» Tasks:
[A] In the essay on Simone Weil, what did she refuse at age five, and for what reason?
[B] Please carry on the essay about Simone Weil, picking up from its final sentence.

» Page:
begin
The Stanford Encyclopedia of Philosophy calls her "a philosopher of margins and paradoxes" and André Gide called her “the patron saint of all outsiders.". Today she an important left-leaning philosopher, but her real influence did not come until after her death. But between 1995 and 2012, more than half a century after her death, over 2,500 newly scholarly articles about her were published.  She inspired the likes of Albert Camus, Jean-Luc Godard, Pankaj Mishra, Flannery O'Connor, and Pope Paul VI. Camus said she was "the only great spirit of our times." But her legacy is extremely mixed (with good reason) and some claim she was insane or unbalanced. Even people who greatly admired her say she was a bit odd.  Susan Sontag calls her "one of the most uncompromising and troubling witnesses to the modern travail of the spirit." Which may be an accurate description. She was strange, often contrary, sadly comedic, and, indeed, sometimes deeply troubling. Which is odd, considering that her heart was almost certainly in the right place; regardless of her naïveté and occasional hypocrisy her goal was truth and justice. And as mixed as her legacy was there is a lot to admire in Weil's steadfastness and dedication to others. Indeed her uniqueness of character almost makes her worthy of study even without her influence.
Weil's heart was in the right place (she had a darker side that I will get to).  She was extremely dedicated to the workers, the poor, and the otherwise less fortunate, and was critical of both capitalism and communism. Eventually this dedication extended to God, not necessarily religion, but an Abrahamic God.
She wrote extensively on a number of subjects including labor, management, politics, war, peace, religion and spirituality, among other subjects throughout her life. She was an activist who threw herself into the fray, mind, soul, and body. This last despite being in quite poor physical health for all her life, including suffering from tuberculosis. Her intellectualism and dedication to others began in early childhood. She was always reading and forming opinions. At age five Weil refused to eat sugar to be in solidarity with French soldiers in World War I (then raging).  Her activism often got her in trouble at school, something that didn't change when she went from student to teacher. She was always something of an outsider among her peers.
end
» Provided information:
begin
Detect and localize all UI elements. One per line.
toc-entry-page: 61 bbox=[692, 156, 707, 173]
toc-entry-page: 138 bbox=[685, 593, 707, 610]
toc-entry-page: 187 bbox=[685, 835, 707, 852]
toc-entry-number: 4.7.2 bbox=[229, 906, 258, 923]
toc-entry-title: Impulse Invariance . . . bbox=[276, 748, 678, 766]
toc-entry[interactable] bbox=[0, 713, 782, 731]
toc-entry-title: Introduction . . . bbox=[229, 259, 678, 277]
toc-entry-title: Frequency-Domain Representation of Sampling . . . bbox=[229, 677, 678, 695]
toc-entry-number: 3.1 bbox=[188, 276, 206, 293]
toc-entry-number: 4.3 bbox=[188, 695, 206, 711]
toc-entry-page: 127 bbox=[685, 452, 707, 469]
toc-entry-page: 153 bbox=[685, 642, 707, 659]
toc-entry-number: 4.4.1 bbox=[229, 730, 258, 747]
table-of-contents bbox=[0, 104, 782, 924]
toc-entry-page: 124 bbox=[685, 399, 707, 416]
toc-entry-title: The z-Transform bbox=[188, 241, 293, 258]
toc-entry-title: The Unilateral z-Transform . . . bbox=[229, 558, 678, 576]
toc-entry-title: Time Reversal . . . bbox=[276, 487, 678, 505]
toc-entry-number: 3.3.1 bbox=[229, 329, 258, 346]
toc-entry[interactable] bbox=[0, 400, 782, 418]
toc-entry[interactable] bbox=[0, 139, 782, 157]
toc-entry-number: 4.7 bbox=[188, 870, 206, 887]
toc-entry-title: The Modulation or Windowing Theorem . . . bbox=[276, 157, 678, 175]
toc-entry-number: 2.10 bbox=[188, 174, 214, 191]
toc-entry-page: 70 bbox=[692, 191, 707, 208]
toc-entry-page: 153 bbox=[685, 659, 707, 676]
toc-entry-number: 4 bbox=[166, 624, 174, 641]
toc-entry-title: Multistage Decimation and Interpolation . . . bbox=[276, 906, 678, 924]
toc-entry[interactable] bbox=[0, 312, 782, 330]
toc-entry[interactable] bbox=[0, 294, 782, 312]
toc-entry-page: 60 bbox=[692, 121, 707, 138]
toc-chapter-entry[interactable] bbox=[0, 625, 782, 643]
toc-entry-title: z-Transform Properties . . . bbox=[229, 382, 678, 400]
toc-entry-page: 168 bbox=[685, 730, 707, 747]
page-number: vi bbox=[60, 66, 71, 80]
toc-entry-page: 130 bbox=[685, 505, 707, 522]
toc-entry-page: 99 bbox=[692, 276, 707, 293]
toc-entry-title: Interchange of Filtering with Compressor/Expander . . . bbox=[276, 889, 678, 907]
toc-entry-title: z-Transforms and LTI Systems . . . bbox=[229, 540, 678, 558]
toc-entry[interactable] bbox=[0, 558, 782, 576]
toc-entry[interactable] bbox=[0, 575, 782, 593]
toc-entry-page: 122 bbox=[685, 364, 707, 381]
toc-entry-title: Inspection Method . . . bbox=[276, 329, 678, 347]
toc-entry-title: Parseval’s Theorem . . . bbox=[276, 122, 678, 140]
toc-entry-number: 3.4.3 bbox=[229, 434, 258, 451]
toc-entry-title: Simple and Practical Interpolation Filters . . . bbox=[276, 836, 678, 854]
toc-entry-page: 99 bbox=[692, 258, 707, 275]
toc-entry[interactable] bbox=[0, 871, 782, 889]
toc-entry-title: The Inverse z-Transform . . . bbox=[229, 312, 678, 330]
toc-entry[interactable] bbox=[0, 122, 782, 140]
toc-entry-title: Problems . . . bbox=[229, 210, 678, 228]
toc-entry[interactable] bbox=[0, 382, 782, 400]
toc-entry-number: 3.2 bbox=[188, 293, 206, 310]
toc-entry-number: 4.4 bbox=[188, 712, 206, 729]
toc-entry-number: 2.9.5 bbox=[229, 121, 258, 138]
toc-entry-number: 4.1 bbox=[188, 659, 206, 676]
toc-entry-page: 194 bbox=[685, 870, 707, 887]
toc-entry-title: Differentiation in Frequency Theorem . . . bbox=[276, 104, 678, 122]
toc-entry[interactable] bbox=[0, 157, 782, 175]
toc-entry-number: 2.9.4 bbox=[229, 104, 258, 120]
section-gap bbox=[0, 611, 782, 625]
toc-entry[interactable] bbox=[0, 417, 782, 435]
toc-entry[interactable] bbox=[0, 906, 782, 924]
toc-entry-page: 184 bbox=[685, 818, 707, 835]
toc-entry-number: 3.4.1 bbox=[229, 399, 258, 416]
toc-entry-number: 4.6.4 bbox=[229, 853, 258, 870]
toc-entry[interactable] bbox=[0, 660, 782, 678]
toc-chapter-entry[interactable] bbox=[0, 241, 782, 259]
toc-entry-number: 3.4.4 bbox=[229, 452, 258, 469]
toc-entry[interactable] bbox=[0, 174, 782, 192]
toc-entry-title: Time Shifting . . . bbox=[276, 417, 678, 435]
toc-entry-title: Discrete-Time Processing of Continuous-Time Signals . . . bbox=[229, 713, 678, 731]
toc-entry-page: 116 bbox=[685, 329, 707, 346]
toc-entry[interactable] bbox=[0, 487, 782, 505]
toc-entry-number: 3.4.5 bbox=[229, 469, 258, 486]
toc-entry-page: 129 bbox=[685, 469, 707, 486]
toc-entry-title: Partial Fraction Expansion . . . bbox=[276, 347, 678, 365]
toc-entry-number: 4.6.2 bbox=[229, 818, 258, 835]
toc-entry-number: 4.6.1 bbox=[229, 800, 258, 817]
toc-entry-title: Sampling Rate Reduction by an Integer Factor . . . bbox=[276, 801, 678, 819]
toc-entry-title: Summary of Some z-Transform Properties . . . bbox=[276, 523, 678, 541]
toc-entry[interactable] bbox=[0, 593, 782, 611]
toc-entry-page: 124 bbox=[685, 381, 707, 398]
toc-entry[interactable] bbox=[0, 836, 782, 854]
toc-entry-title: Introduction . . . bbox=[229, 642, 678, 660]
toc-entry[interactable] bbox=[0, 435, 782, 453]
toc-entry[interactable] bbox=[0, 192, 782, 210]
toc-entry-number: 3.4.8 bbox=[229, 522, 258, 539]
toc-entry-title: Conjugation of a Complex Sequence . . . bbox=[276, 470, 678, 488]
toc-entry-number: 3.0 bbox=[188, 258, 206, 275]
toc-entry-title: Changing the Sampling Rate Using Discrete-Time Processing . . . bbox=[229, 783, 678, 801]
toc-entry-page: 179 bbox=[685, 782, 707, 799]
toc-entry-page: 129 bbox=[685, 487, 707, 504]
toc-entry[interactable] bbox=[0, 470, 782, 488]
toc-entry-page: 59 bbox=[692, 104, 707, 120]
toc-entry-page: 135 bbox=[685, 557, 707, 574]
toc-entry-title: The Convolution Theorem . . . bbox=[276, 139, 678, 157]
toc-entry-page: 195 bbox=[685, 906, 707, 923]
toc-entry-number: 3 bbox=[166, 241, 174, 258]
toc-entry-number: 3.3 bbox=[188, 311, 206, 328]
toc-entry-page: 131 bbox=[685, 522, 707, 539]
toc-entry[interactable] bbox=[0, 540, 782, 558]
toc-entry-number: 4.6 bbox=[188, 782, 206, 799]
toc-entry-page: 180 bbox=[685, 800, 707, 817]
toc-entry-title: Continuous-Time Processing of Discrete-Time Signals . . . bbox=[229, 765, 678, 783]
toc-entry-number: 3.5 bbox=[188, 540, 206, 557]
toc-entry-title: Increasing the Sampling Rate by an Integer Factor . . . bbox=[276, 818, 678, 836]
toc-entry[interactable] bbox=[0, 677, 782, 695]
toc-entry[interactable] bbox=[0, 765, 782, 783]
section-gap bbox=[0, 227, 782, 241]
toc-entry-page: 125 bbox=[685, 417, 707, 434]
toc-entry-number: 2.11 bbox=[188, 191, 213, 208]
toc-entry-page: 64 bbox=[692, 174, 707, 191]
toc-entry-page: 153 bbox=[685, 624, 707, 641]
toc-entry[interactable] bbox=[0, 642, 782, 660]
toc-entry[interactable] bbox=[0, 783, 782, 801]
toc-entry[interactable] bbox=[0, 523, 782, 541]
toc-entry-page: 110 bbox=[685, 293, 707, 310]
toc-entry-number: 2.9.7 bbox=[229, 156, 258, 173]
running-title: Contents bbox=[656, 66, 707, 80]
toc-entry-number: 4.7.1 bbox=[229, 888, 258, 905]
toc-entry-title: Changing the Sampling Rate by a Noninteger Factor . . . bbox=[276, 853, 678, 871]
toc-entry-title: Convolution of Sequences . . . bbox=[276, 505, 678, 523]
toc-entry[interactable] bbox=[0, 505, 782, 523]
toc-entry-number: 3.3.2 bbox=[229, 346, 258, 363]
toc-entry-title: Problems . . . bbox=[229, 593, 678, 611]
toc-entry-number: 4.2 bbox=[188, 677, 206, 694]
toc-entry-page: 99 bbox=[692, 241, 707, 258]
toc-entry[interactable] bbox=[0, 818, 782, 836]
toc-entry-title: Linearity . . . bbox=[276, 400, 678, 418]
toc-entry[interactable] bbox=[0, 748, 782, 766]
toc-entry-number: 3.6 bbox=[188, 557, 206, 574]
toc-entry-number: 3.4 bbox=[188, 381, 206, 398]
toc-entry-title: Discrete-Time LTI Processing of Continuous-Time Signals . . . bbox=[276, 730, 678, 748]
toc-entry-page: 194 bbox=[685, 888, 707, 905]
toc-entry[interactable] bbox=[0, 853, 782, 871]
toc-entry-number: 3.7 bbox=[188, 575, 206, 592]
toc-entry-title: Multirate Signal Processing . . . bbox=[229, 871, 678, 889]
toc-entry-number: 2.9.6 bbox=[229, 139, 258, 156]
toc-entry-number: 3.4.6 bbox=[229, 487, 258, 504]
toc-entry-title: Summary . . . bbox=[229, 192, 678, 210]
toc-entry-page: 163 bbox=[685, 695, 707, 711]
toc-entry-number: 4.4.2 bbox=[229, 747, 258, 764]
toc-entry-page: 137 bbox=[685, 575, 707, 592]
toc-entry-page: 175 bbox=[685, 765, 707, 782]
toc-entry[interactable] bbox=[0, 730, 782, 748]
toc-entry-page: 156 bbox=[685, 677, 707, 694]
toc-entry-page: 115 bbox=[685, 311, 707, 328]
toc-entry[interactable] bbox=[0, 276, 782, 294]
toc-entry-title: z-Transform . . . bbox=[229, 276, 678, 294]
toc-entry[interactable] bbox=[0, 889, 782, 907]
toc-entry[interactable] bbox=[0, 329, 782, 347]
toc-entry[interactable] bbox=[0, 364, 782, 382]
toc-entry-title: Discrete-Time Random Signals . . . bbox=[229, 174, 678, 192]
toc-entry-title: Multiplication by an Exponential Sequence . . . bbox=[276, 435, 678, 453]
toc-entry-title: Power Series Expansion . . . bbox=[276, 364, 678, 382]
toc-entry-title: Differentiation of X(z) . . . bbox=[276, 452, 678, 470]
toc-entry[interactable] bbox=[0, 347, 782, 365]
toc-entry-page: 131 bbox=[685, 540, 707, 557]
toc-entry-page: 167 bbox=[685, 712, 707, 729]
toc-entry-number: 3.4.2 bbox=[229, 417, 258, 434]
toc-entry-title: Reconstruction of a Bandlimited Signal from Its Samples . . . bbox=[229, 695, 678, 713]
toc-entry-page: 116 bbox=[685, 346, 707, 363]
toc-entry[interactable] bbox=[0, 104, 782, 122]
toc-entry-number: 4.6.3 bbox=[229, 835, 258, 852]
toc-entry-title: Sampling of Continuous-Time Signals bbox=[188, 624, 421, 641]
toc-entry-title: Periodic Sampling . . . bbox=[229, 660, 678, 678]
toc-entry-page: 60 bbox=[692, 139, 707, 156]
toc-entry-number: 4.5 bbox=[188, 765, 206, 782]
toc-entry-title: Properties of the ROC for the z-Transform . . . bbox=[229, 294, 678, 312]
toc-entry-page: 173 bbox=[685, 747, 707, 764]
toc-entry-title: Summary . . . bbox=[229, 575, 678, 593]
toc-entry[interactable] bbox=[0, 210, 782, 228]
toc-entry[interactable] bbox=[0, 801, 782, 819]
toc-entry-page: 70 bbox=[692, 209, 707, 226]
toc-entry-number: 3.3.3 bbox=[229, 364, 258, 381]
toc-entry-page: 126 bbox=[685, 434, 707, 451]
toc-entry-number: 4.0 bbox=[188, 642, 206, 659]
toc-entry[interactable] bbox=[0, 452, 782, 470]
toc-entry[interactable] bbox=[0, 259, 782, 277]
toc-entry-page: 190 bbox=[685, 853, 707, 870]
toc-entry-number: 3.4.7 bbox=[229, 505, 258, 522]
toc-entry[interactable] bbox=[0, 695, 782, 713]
end
» Answers to the problems:
[A] She refused to eat sugar, in solidarity with French soldiers fighting in World War I.

[B]
She was extremely political, altruistic, self-sacrificing, and warm hearted throughout her life. As an adult she worked largely as a writer and teacher, inturupted to spend time incognito working in an automobile factory to get first hand experience/accounts of the plight of workers and the psychological damages caused by industrialization. She was involved in the 1933 general strike in France. Ultimately she was booted from several teaching gigs because of her politics, activism, and contributions to leftist journals. 
She briefly fought against the Fascists in Spain (1936) but was very clumsy and a poor shot due to her terrible eyesight. No one really knew what to do with her, but she was dedicated. Weil ultimately ended up injuring herself with hot oil and her parents came and took her away.
Around this time she became very interested in Catholicism. She was never baptized, however, because her religious interests were far broader than one faith, extending to numerous religious traditions of the East and West, and she disagreed with some of the more brutal moments in the Bible. She had sort of her own conception of God and faith, she called it fundamentally Christian, but it was really her own philosophy with a grounding in the Abrahamic concept of an omnipotent, omniscient, omnipresent, and above all omnibenevolent God.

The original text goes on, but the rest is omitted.